*EXERCISE GOAL*. Find the word "travel" in the listing; pull out each line holding it.

Records

********************

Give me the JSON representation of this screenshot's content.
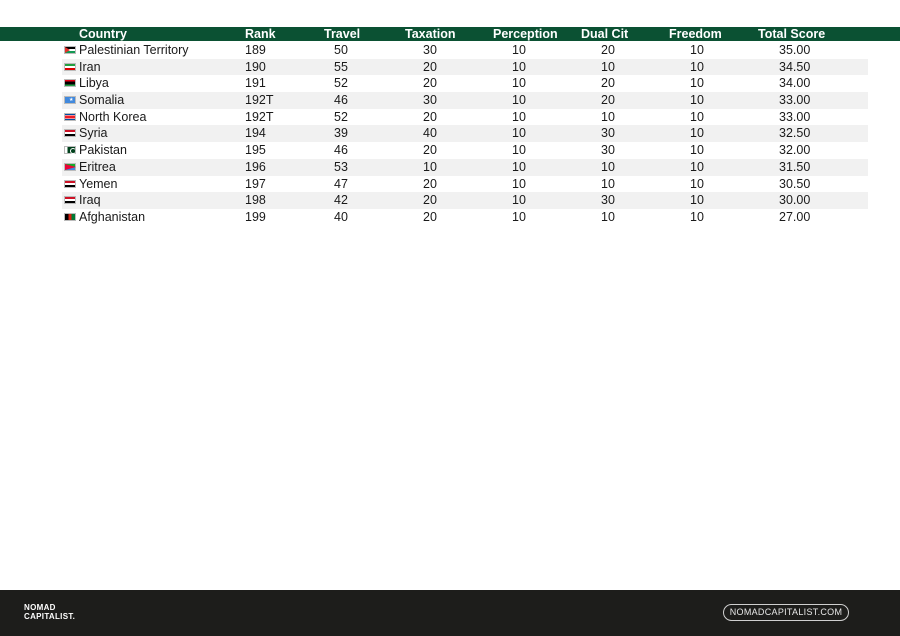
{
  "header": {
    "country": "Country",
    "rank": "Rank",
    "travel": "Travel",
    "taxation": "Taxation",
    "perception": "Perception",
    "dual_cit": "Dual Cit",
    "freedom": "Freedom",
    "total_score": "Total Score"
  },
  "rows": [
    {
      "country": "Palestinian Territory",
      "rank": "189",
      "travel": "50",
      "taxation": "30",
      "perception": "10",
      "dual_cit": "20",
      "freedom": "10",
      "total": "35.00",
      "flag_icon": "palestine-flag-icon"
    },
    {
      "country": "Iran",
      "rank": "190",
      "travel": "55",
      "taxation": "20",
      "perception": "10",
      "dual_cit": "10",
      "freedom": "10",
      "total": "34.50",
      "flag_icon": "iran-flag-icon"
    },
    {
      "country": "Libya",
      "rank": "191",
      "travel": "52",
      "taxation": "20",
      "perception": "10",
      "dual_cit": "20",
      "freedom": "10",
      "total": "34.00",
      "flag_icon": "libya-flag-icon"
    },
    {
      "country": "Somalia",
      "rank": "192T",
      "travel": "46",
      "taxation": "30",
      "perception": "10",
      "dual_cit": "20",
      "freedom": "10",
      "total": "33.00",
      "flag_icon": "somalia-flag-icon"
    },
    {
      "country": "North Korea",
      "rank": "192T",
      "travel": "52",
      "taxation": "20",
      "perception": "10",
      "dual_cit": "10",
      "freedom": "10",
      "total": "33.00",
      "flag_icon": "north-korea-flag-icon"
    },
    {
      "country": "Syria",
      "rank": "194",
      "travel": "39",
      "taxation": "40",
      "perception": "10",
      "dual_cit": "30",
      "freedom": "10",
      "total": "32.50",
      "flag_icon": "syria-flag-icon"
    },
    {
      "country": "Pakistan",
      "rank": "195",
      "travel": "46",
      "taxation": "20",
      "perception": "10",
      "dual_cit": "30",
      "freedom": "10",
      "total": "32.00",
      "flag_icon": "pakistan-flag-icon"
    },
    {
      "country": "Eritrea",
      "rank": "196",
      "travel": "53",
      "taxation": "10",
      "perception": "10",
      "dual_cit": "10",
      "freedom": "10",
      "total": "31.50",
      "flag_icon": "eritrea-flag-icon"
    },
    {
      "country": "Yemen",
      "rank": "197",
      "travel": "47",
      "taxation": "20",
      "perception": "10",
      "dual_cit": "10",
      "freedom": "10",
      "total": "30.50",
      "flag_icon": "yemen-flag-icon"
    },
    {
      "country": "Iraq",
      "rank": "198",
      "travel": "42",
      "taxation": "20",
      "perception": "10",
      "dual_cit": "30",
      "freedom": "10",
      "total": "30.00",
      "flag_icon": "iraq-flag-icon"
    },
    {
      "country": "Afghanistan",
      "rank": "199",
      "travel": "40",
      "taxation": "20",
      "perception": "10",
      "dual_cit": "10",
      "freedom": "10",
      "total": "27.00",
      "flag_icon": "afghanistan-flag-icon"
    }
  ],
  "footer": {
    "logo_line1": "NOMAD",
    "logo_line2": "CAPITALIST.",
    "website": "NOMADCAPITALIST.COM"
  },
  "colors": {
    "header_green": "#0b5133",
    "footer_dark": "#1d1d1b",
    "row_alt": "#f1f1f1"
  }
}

********************

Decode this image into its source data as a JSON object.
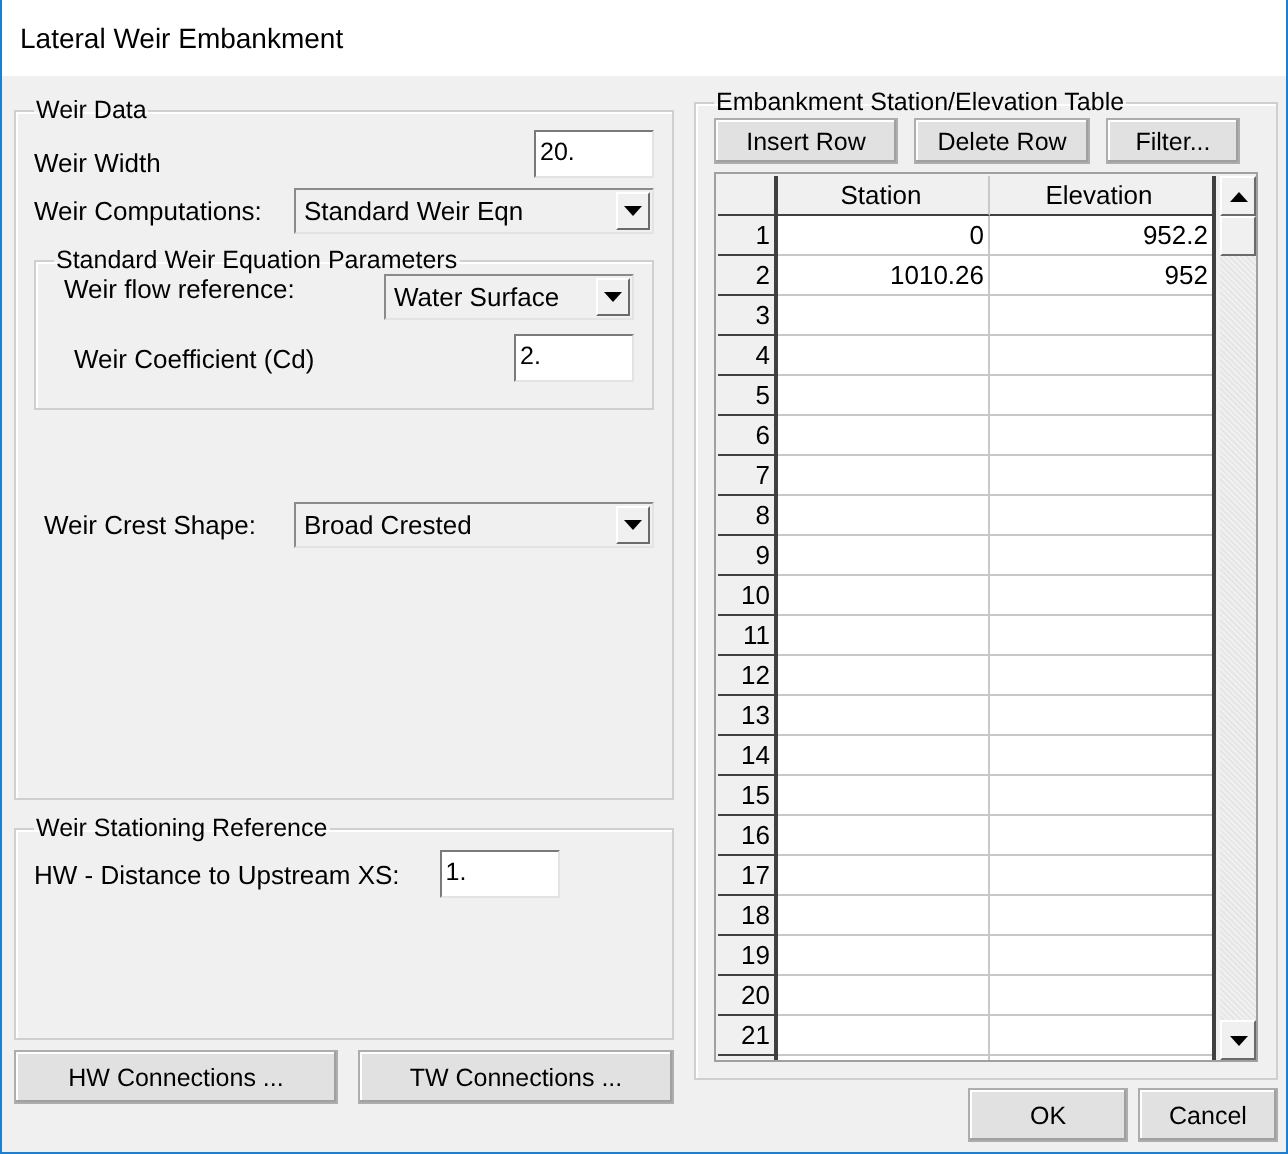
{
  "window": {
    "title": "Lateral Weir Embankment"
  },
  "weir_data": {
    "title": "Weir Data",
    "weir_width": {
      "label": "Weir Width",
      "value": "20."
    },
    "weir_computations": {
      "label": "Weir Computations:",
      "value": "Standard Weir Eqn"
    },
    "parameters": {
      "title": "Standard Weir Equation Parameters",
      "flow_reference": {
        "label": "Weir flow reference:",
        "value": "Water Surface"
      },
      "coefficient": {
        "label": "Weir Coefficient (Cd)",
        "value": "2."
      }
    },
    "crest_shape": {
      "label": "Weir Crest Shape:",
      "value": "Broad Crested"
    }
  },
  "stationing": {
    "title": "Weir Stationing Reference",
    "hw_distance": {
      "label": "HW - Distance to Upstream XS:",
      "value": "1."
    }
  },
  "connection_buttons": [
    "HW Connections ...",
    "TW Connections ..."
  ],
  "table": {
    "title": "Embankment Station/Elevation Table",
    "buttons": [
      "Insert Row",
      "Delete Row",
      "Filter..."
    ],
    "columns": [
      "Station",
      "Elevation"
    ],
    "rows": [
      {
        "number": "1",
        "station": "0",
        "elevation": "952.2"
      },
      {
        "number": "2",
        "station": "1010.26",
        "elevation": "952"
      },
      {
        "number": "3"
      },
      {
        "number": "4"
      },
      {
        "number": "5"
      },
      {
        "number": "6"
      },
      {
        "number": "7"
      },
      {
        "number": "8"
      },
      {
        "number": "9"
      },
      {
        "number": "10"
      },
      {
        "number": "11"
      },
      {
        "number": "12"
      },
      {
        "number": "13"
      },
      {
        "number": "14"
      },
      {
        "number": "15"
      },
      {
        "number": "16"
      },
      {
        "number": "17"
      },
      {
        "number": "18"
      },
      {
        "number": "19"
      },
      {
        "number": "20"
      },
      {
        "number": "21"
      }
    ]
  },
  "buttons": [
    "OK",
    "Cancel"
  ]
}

********************

*EXERCISE RESPONSE*.
    "travel": "Travel",
      "travel": "50",
      "travel": "55",
      "travel": "52",
      "travel": "46",
      "travel": "52",
      "travel": "39",
      "travel": "46",
      "travel": "53",
      "travel": "47",
      "travel": "42",
      "travel": "40",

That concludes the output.